WHAT NEEDS TO BE DONE: Reproduce each line of the items below verbatim, without changing anything.

^^^^^^^^^^^^^^^^

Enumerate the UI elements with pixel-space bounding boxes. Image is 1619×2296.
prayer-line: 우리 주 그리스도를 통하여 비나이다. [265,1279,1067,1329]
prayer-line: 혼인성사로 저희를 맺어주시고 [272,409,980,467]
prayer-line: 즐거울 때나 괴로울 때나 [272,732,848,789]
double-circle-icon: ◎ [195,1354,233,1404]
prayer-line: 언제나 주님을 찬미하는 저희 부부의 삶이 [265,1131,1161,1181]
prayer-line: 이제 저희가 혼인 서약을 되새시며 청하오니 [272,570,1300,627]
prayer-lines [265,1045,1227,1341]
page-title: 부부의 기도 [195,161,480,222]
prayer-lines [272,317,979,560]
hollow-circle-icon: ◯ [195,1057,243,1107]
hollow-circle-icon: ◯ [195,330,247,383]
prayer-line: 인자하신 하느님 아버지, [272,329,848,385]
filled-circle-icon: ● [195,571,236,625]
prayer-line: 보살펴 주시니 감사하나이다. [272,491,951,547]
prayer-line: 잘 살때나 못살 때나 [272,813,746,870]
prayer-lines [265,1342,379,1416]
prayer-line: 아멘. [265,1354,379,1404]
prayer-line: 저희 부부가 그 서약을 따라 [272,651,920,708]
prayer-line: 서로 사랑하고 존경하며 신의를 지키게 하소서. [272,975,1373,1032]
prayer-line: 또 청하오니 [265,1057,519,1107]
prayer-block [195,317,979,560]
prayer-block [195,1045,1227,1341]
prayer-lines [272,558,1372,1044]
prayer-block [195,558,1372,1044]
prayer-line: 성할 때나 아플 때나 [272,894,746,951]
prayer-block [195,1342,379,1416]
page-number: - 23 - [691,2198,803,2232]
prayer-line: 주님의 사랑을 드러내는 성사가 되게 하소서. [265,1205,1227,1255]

^^^^^^^^^^^^^^^^

RESULT OF THIS TASK:
Enumerate the UI elements with pixel-space bounding boxes. Image is 1619×2296.
prayer-line: 우리 주 그리스도를 통하여 비나이다. [265,1279,1067,1329]
prayer-line: 혼인성사로 저희를 맺어주시고 [272,409,980,467]
prayer-line: 즐거울 때나 괴로울 때나 [272,732,848,789]
double-circle-icon: ◎ [195,1354,233,1404]
prayer-line: 언제나 주님을 찬미하는 저희 부부의 삶이 [265,1131,1161,1181]
prayer-line: 이제 저희가 혼인 서약을 되새시며 청하오니 [272,570,1300,627]
prayer-lines [265,1045,1227,1341]
page-title: 부부의 기도 [195,161,480,222]
prayer-lines [272,317,979,560]
hollow-circle-icon: ◯ [195,1057,243,1107]
hollow-circle-icon: ◯ [195,330,247,383]
prayer-line: 인자하신 하느님 아버지, [272,329,848,385]
filled-circle-icon: ● [195,571,236,625]
prayer-line: 보살펴 주시니 감사하나이다. [272,491,951,547]
prayer-line: 잘 살때나 못살 때나 [272,813,746,870]
prayer-lines [265,1342,379,1416]
prayer-line: 아멘. [265,1354,379,1404]
prayer-line: 저희 부부가 그 서약을 따라 [272,651,920,708]
prayer-line: 서로 사랑하고 존경하며 신의를 지키게 하소서. [272,975,1373,1032]
prayer-line: 또 청하오니 [265,1057,519,1107]
prayer-block [195,317,979,560]
prayer-block [195,1045,1227,1341]
prayer-lines [272,558,1372,1044]
prayer-block [195,558,1372,1044]
prayer-line: 성할 때나 아플 때나 [272,894,746,951]
prayer-block [195,1342,379,1416]
page-number: - 23 - [691,2198,803,2232]
prayer-line: 주님의 사랑을 드러내는 성사가 되게 하소서. [265,1205,1227,1255]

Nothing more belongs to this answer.